Directive: Figure out how many lines of the material below contain the word "name". Answer with the number only.

Information shown:
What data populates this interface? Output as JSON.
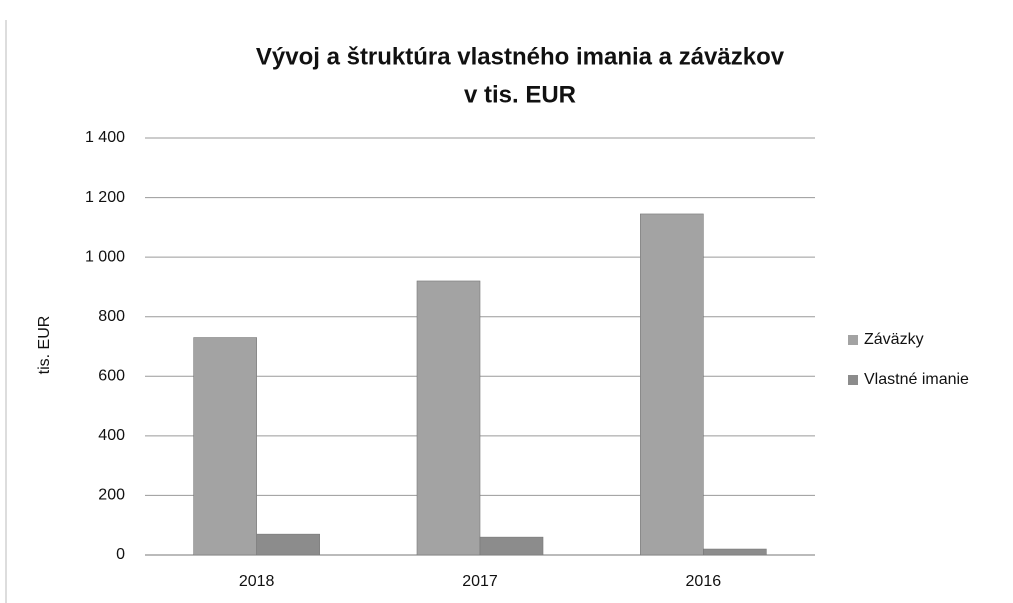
{
  "chart_data": {
    "type": "bar",
    "title": [
      "Vývoj a štruktúra vlastného imania a záväzkov",
      "v tis. EUR"
    ],
    "y_label": "tis. EUR",
    "categories": [
      "2018",
      "2017",
      "2016"
    ],
    "series": [
      {
        "name": "Záväzky",
        "color": "#a3a3a3",
        "values": [
          730,
          920,
          1145
        ]
      },
      {
        "name": "Vlastné imanie",
        "color": "#8c8c8c",
        "values": [
          70,
          60,
          20
        ]
      }
    ],
    "ylim": [
      0,
      1400
    ],
    "yticks": [
      0,
      200,
      400,
      600,
      800,
      {
        "value": 1000,
        "label": "1 000"
      },
      {
        "value": 1200,
        "label": "1 200"
      },
      {
        "value": 1400,
        "label": "1 400"
      }
    ],
    "grid": true,
    "legend": "right"
  }
}
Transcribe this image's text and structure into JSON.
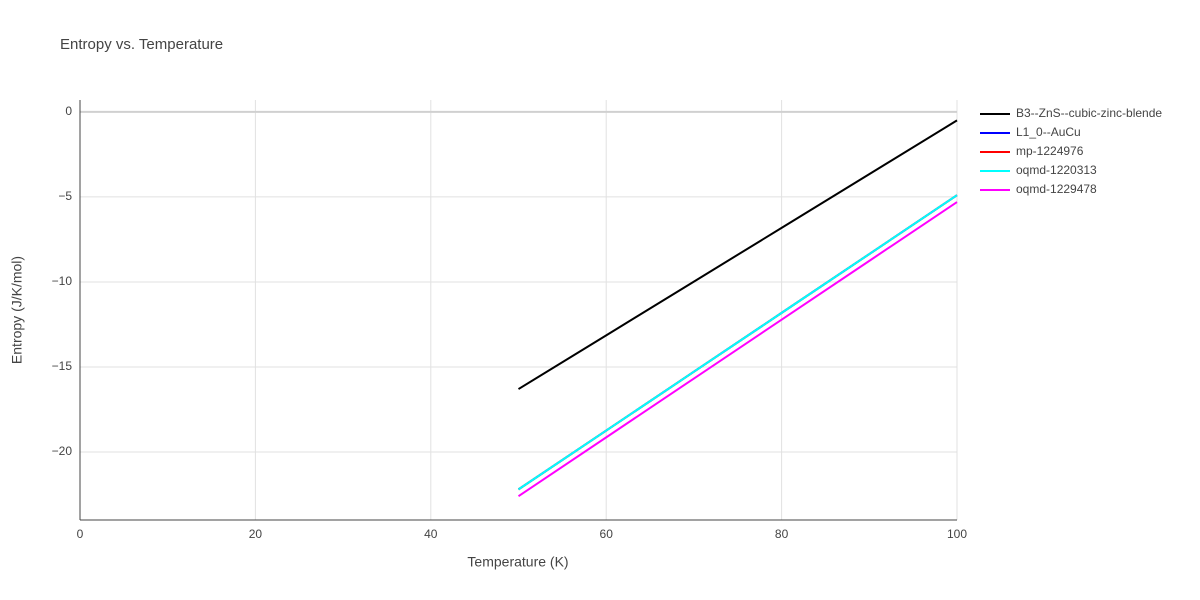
{
  "chart_data": {
    "type": "line",
    "title": "Entropy vs. Temperature",
    "x_label": "Temperature (K)",
    "y_label": "Entropy (J/K/mol)",
    "x": [
      50,
      60,
      70,
      80,
      90,
      100
    ],
    "series": [
      {
        "name": "B3--ZnS--cubic-zinc-blende",
        "color": "#000000",
        "values": [
          -16.3,
          -13.14,
          -9.98,
          -6.82,
          -3.66,
          -0.5
        ]
      },
      {
        "name": "L1_0--AuCu",
        "color": "#0000ff",
        "values": [
          -22.2,
          -18.74,
          -15.28,
          -11.82,
          -8.36,
          -4.9
        ]
      },
      {
        "name": "mp-1224976",
        "color": "#ff0000",
        "values": [
          -22.2,
          -18.74,
          -15.28,
          -11.82,
          -8.36,
          -4.9
        ]
      },
      {
        "name": "oqmd-1220313",
        "color": "#00ffff",
        "values": [
          -22.2,
          -18.74,
          -15.28,
          -11.82,
          -8.36,
          -4.9
        ]
      },
      {
        "name": "oqmd-1229478",
        "color": "#ff00ff",
        "values": [
          -22.6,
          -19.14,
          -15.68,
          -12.22,
          -8.76,
          -5.3
        ]
      }
    ],
    "xlim": [
      0,
      100
    ],
    "xticks": [
      0,
      20,
      40,
      60,
      80,
      100
    ],
    "ylim": [
      -24,
      0.7
    ],
    "yticks": [
      {
        "value": -20,
        "label": "−20"
      },
      {
        "value": -15,
        "label": "−15"
      },
      {
        "value": -10,
        "label": "−10"
      },
      {
        "value": -5,
        "label": "−5"
      },
      0
    ],
    "grid": true,
    "legend": "right"
  }
}
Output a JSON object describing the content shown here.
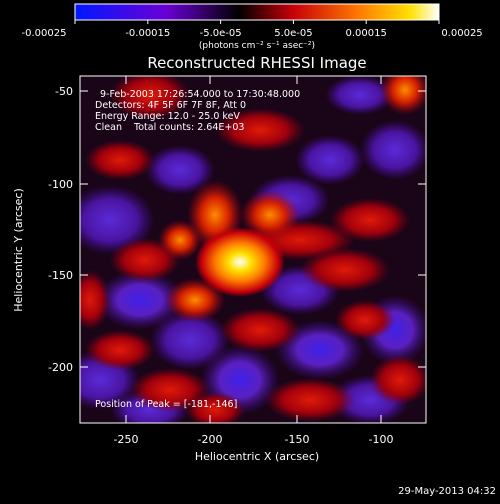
{
  "colorbar": {
    "tick_labels": [
      "-0.00025",
      "-0.00015",
      "-5.0e-05",
      "5.0e-05",
      "0.00015",
      "0.00025"
    ],
    "units": "(photons cm⁻² s⁻¹ asec⁻²)",
    "stops": [
      "#0018ff",
      "#6b00d6",
      "#000000",
      "#c8000a",
      "#ff7a00",
      "#ffe100",
      "#ffffff"
    ]
  },
  "title": "Reconstructed RHESSI Image",
  "annotations": {
    "time": "9-Feb-2003 17:26:54.000 to 17:30:48.000",
    "detectors": "Detectors: 4F 5F 6F 7F 8F, Att 0",
    "energy": "Energy Range: 12.0 - 25.0 keV",
    "clean": "Clean    Total counts: 2.64E+03",
    "peak": "Position of Peak = [-181,-146]"
  },
  "axes": {
    "xlabel": "Heliocentric X (arcsec)",
    "ylabel": "Heliocentric Y (arcsec)",
    "x_ticks": [
      "-250",
      "-200",
      "-150",
      "-100"
    ],
    "y_ticks": [
      "-50",
      "-100",
      "-150",
      "-200"
    ]
  },
  "footer_timestamp": "29-May-2013 04:32"
}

Task result: 7